* [Task details]: I'd like every record given again exactly, please.

[[ Data supplied open ]]

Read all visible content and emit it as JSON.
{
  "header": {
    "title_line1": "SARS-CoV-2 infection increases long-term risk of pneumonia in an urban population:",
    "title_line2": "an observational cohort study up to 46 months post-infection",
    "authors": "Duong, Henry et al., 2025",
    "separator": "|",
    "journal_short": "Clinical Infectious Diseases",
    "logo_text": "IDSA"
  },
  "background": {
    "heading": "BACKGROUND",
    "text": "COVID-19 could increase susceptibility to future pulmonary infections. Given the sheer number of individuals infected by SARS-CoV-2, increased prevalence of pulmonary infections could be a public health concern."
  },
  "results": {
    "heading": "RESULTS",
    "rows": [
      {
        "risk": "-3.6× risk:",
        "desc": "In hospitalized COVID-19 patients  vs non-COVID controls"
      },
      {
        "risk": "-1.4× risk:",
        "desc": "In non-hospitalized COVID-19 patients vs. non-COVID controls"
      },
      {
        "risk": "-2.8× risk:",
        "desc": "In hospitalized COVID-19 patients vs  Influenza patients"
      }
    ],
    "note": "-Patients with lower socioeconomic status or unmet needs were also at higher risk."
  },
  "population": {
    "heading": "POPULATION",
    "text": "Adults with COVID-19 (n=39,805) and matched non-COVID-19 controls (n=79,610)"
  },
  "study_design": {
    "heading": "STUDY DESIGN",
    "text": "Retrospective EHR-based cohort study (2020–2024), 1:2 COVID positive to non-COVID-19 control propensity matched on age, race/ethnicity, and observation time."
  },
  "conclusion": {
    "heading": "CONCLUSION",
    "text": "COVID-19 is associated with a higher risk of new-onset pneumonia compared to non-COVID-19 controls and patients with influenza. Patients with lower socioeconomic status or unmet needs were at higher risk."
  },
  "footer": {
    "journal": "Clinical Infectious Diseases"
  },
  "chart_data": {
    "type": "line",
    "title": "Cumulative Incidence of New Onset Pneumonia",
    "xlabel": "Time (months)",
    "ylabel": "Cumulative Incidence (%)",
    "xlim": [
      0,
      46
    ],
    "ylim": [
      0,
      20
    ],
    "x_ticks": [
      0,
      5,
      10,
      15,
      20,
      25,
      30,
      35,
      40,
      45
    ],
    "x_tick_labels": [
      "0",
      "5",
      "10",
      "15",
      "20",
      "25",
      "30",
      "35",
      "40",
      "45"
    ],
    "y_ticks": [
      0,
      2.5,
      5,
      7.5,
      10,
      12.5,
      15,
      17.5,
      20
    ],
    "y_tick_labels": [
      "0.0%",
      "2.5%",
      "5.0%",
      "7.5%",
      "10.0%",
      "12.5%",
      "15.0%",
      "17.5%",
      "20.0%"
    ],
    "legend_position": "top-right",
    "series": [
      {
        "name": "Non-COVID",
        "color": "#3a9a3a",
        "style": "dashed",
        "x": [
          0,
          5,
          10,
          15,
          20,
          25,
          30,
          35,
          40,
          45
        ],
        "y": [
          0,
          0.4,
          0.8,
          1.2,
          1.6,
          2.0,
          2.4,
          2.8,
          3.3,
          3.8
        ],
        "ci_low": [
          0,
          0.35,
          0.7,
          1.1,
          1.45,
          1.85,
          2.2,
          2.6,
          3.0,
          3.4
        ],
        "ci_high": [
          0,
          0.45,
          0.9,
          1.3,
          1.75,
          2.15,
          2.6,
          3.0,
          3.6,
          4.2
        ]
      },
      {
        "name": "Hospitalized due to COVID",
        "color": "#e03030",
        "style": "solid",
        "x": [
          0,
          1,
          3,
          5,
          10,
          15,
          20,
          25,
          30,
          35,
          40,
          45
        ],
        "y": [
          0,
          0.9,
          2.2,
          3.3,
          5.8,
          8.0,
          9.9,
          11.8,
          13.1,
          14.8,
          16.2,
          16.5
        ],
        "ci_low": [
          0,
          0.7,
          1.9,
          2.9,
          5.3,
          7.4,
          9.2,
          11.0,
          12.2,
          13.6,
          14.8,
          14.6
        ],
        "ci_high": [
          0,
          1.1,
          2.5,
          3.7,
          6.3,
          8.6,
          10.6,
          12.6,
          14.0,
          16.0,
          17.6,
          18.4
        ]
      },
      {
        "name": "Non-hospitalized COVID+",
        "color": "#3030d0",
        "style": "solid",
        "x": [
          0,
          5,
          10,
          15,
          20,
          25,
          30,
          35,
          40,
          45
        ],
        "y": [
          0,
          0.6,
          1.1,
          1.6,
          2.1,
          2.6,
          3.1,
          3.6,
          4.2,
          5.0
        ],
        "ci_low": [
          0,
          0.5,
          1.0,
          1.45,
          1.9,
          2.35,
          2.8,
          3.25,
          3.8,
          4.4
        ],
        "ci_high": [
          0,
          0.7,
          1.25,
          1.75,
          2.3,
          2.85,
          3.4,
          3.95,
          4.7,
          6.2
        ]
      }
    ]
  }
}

[[ Data supplied closed ]]

* [Completed exercise]:
Read all visible content and emit it as JSON.
{
  "header": {
    "title_line1": "SARS-CoV-2 infection increases long-term risk of pneumonia in an urban population:",
    "title_line2": "an observational cohort study up to 46 months post-infection",
    "authors": "Duong, Henry et al., 2025",
    "separator": "|",
    "journal_short": "Clinical Infectious Diseases",
    "logo_text": "IDSA"
  },
  "background": {
    "heading": "BACKGROUND",
    "text": "COVID-19 could increase susceptibility to future pulmonary infections. Given the sheer number of individuals infected by SARS-CoV-2, increased prevalence of pulmonary infections could be a public health concern."
  },
  "results": {
    "heading": "RESULTS",
    "rows": [
      {
        "risk": "-3.6× risk:",
        "desc": "In hospitalized COVID-19 patients  vs non-COVID controls"
      },
      {
        "risk": "-1.4× risk:",
        "desc": "In non-hospitalized COVID-19 patients vs. non-COVID controls"
      },
      {
        "risk": "-2.8× risk:",
        "desc": "In hospitalized COVID-19 patients vs  Influenza patients"
      }
    ],
    "note": "-Patients with lower socioeconomic status or unmet needs were also at higher risk."
  },
  "population": {
    "heading": "POPULATION",
    "text": "Adults with COVID-19 (n=39,805) and matched non-COVID-19 controls (n=79,610)"
  },
  "study_design": {
    "heading": "STUDY DESIGN",
    "text": "Retrospective EHR-based cohort study (2020–2024), 1:2 COVID positive to non-COVID-19 control propensity matched on age, race/ethnicity, and observation time."
  },
  "conclusion": {
    "heading": "CONCLUSION",
    "text": "COVID-19 is associated with a higher risk of new-onset pneumonia compared to non-COVID-19 controls and patients with influenza. Patients with lower socioeconomic status or unmet needs were at higher risk."
  },
  "footer": {
    "journal": "Clinical Infectious Diseases"
  },
  "chart_data": {
    "type": "line",
    "title": "Cumulative Incidence of New Onset Pneumonia",
    "xlabel": "Time (months)",
    "ylabel": "Cumulative Incidence (%)",
    "xlim": [
      0,
      46
    ],
    "ylim": [
      0,
      20
    ],
    "x_ticks": [
      0,
      5,
      10,
      15,
      20,
      25,
      30,
      35,
      40,
      45
    ],
    "x_tick_labels": [
      "0",
      "5",
      "10",
      "15",
      "20",
      "25",
      "30",
      "35",
      "40",
      "45"
    ],
    "y_ticks": [
      0,
      2.5,
      5,
      7.5,
      10,
      12.5,
      15,
      17.5,
      20
    ],
    "y_tick_labels": [
      "0.0%",
      "2.5%",
      "5.0%",
      "7.5%",
      "10.0%",
      "12.5%",
      "15.0%",
      "17.5%",
      "20.0%"
    ],
    "legend_position": "top-right",
    "series": [
      {
        "name": "Non-COVID",
        "color": "#3a9a3a",
        "style": "dashed",
        "x": [
          0,
          5,
          10,
          15,
          20,
          25,
          30,
          35,
          40,
          45
        ],
        "y": [
          0,
          0.4,
          0.8,
          1.2,
          1.6,
          2.0,
          2.4,
          2.8,
          3.3,
          3.8
        ],
        "ci_low": [
          0,
          0.35,
          0.7,
          1.1,
          1.45,
          1.85,
          2.2,
          2.6,
          3.0,
          3.4
        ],
        "ci_high": [
          0,
          0.45,
          0.9,
          1.3,
          1.75,
          2.15,
          2.6,
          3.0,
          3.6,
          4.2
        ]
      },
      {
        "name": "Hospitalized due to COVID",
        "color": "#e03030",
        "style": "solid",
        "x": [
          0,
          1,
          3,
          5,
          10,
          15,
          20,
          25,
          30,
          35,
          40,
          45
        ],
        "y": [
          0,
          0.9,
          2.2,
          3.3,
          5.8,
          8.0,
          9.9,
          11.8,
          13.1,
          14.8,
          16.2,
          16.5
        ],
        "ci_low": [
          0,
          0.7,
          1.9,
          2.9,
          5.3,
          7.4,
          9.2,
          11.0,
          12.2,
          13.6,
          14.8,
          14.6
        ],
        "ci_high": [
          0,
          1.1,
          2.5,
          3.7,
          6.3,
          8.6,
          10.6,
          12.6,
          14.0,
          16.0,
          17.6,
          18.4
        ]
      },
      {
        "name": "Non-hospitalized COVID+",
        "color": "#3030d0",
        "style": "solid",
        "x": [
          0,
          5,
          10,
          15,
          20,
          25,
          30,
          35,
          40,
          45
        ],
        "y": [
          0,
          0.6,
          1.1,
          1.6,
          2.1,
          2.6,
          3.1,
          3.6,
          4.2,
          5.0
        ],
        "ci_low": [
          0,
          0.5,
          1.0,
          1.45,
          1.9,
          2.35,
          2.8,
          3.25,
          3.8,
          4.4
        ],
        "ci_high": [
          0,
          0.7,
          1.25,
          1.75,
          2.3,
          2.85,
          3.4,
          3.95,
          4.7,
          6.2
        ]
      }
    ]
  }
}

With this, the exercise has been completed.